— EXERCISE AIM —
Can you write out all the lines word for word, with no pictures?

☆ ☆ ☆ ☆ ☆

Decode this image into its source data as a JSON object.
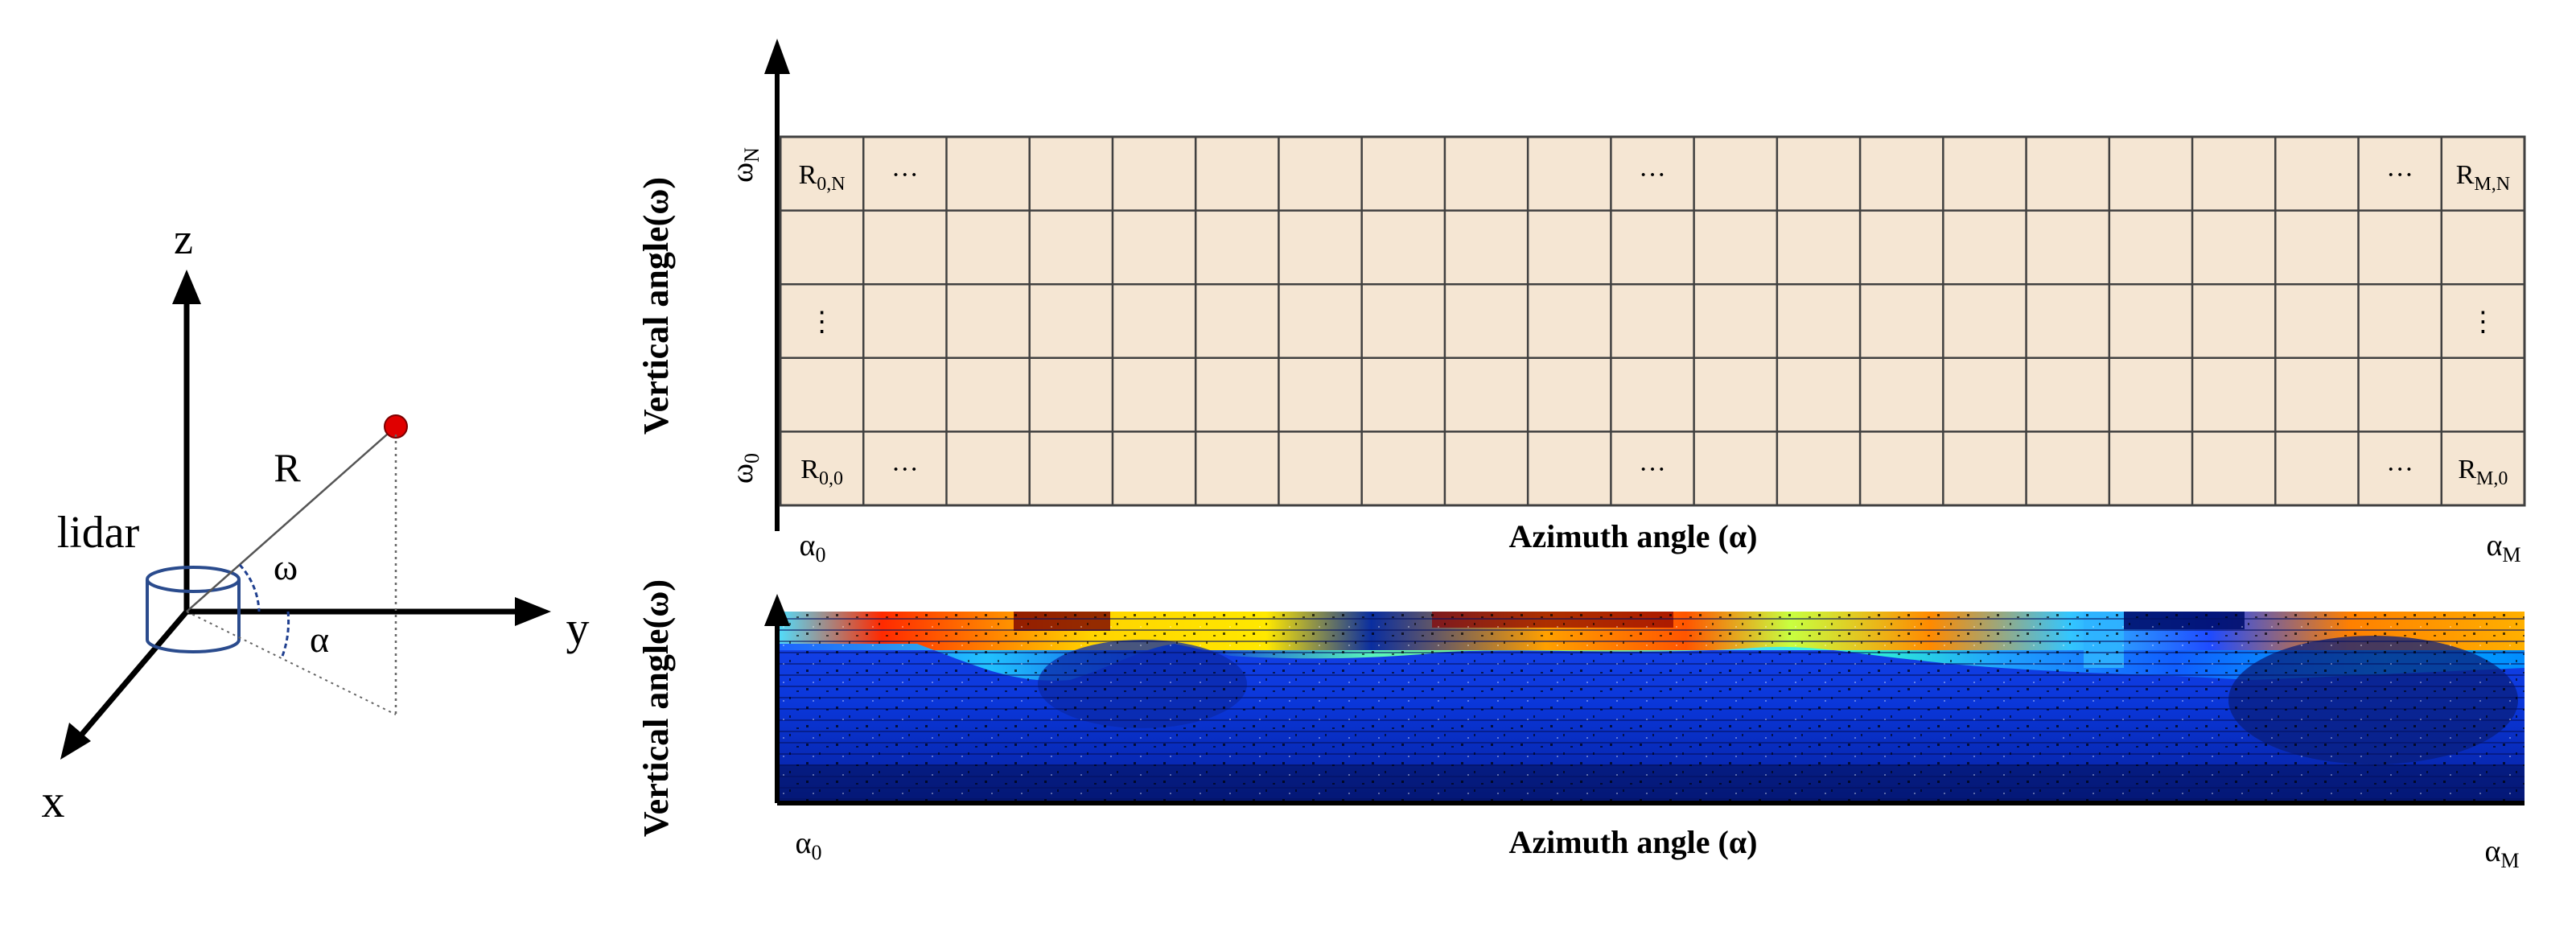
{
  "lidar_diagram": {
    "device_label": "lidar",
    "axis_z": "z",
    "axis_y": "y",
    "axis_x": "x",
    "range_label": "R",
    "elevation_label": "ω",
    "azimuth_label": "α",
    "colors": {
      "axis": "#000000",
      "point": "#e00000",
      "arc": "#1f3f8f",
      "device": "#2a4b8d"
    }
  },
  "range_grid": {
    "y_axis_label": "Vertical angle(ω)",
    "x_axis_label": "Azimuth angle (α)",
    "top_row_label": {
      "base": "ω",
      "sub": "N"
    },
    "bottom_row_label": {
      "base": "ω",
      "sub": "0"
    },
    "left_col_label": {
      "base": "α",
      "sub": "0"
    },
    "right_col_label": {
      "base": "α",
      "sub": "M"
    },
    "rows": 5,
    "cols": 21,
    "cells": {
      "top_left": {
        "base": "R",
        "sub": "0,N"
      },
      "top_right": {
        "base": "R",
        "sub": "M,N"
      },
      "bottom_left": {
        "base": "R",
        "sub": "0,0"
      },
      "bottom_right": {
        "base": "R",
        "sub": "M,0"
      },
      "ellipsis_h": "···",
      "ellipsis_v": "⋮"
    },
    "colors": {
      "cell_fill": "#f5e6d3",
      "grid_line": "#404040"
    }
  },
  "range_image": {
    "y_axis_label": "Vertical angle(ω)",
    "x_axis_label": "Azimuth angle (α)",
    "left_col_label": {
      "base": "α",
      "sub": "0"
    },
    "right_col_label": {
      "base": "α",
      "sub": "M"
    },
    "colormap": "jet"
  }
}
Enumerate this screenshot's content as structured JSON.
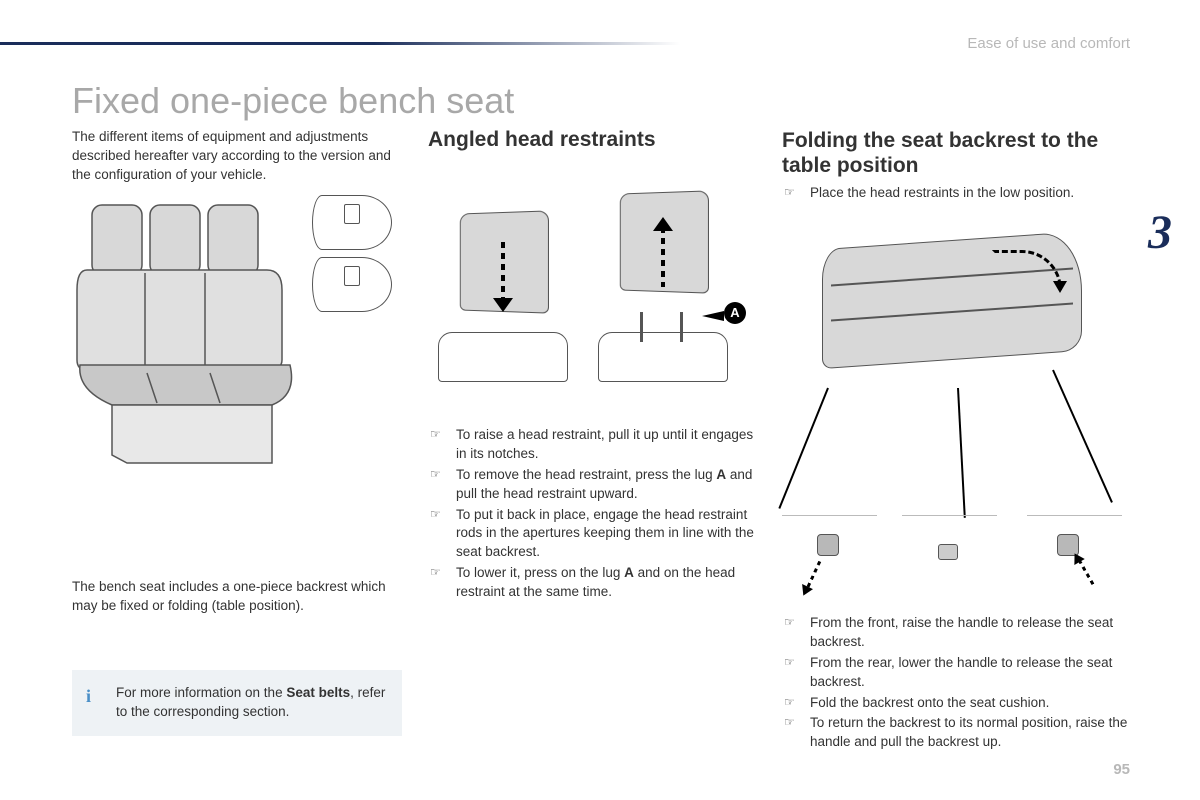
{
  "header": {
    "section_label": "Ease of use and comfort",
    "chapter_number": "3",
    "page_number": "95"
  },
  "main_title": "Fixed one-piece bench seat",
  "col1": {
    "intro": "The different items of equipment and adjustments described hereafter vary according to the version and the configuration of your vehicle.",
    "caption": "The bench seat includes a one-piece backrest which may be fixed or folding (table position).",
    "info_prefix": "For more information on the ",
    "info_bold": "Seat belts",
    "info_suffix": ", refer to the corresponding section."
  },
  "col2": {
    "title": "Angled head restraints",
    "label_a": "A",
    "items": [
      "To raise a head restraint, pull it up until it engages in its notches.",
      "To remove the head restraint, press the lug <b>A</b> and pull the head restraint upward.",
      "To put it back in place, engage the head restraint rods in the apertures keeping them in line with the seat backrest.",
      "To lower it, press on the lug <b>A</b> and on the head restraint at the same time."
    ]
  },
  "col3": {
    "title": "Folding the seat backrest to the table position",
    "first_item": "Place the head restraints in the low position.",
    "items": [
      "From the front, raise the handle to release the seat backrest.",
      "From the rear, lower the handle to release the seat backrest.",
      "Fold the backrest onto the seat cushion.",
      "To return the backrest to its normal position, raise the handle and pull the backrest up."
    ]
  },
  "colors": {
    "accent_dark": "#1a2d5a",
    "muted_text": "#b8b8b8",
    "body_text": "#333333",
    "figure_fill": "#d8d8d8",
    "info_bg": "#eef2f5",
    "info_icon": "#4a8fc7"
  }
}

☆ ☆ ☆ ☆ ☆

— RESULT FOR THIS EXERCISE —
Decode this image into its source data as a JSON object.
{
  "lidar_diagram": {
    "device_label": "lidar",
    "axis_z": "z",
    "axis_y": "y",
    "axis_x": "x",
    "range_label": "R",
    "elevation_label": "ω",
    "azimuth_label": "α",
    "colors": {
      "axis": "#000000",
      "point": "#e00000",
      "arc": "#1f3f8f",
      "device": "#2a4b8d"
    }
  },
  "range_grid": {
    "y_axis_label": "Vertical angle(ω)",
    "x_axis_label": "Azimuth angle (α)",
    "top_row_label": {
      "base": "ω",
      "sub": "N"
    },
    "bottom_row_label": {
      "base": "ω",
      "sub": "0"
    },
    "left_col_label": {
      "base": "α",
      "sub": "0"
    },
    "right_col_label": {
      "base": "α",
      "sub": "M"
    },
    "rows": 5,
    "cols": 21,
    "cells": {
      "top_left": {
        "base": "R",
        "sub": "0,N"
      },
      "top_right": {
        "base": "R",
        "sub": "M,N"
      },
      "bottom_left": {
        "base": "R",
        "sub": "0,0"
      },
      "bottom_right": {
        "base": "R",
        "sub": "M,0"
      },
      "ellipsis_h": "···",
      "ellipsis_v": "⋮"
    },
    "colors": {
      "cell_fill": "#f5e6d3",
      "grid_line": "#404040"
    }
  },
  "range_image": {
    "y_axis_label": "Vertical angle(ω)",
    "x_axis_label": "Azimuth angle (α)",
    "left_col_label": {
      "base": "α",
      "sub": "0"
    },
    "right_col_label": {
      "base": "α",
      "sub": "M"
    },
    "colormap": "jet"
  }
}
Enumerate this screenshot's content as structured JSON.
{
  "header": {
    "section_label": "Ease of use and comfort",
    "chapter_number": "3",
    "page_number": "95"
  },
  "main_title": "Fixed one-piece bench seat",
  "col1": {
    "intro": "The different items of equipment and adjustments described hereafter vary according to the version and the configuration of your vehicle.",
    "caption": "The bench seat includes a one-piece backrest which may be fixed or folding (table position).",
    "info_prefix": "For more information on the ",
    "info_bold": "Seat belts",
    "info_suffix": ", refer to the corresponding section."
  },
  "col2": {
    "title": "Angled head restraints",
    "label_a": "A",
    "items": [
      "To raise a head restraint, pull it up until it engages in its notches.",
      "To remove the head restraint, press the lug <b>A</b> and pull the head restraint upward.",
      "To put it back in place, engage the head restraint rods in the apertures keeping them in line with the seat backrest.",
      "To lower it, press on the lug <b>A</b> and on the head restraint at the same time."
    ]
  },
  "col3": {
    "title": "Folding the seat backrest to the table position",
    "first_item": "Place the head restraints in the low position.",
    "items": [
      "From the front, raise the handle to release the seat backrest.",
      "From the rear, lower the handle to release the seat backrest.",
      "Fold the backrest onto the seat cushion.",
      "To return the backrest to its normal position, raise the handle and pull the backrest up."
    ]
  },
  "colors": {
    "accent_dark": "#1a2d5a",
    "muted_text": "#b8b8b8",
    "body_text": "#333333",
    "figure_fill": "#d8d8d8",
    "info_bg": "#eef2f5",
    "info_icon": "#4a8fc7"
  }
}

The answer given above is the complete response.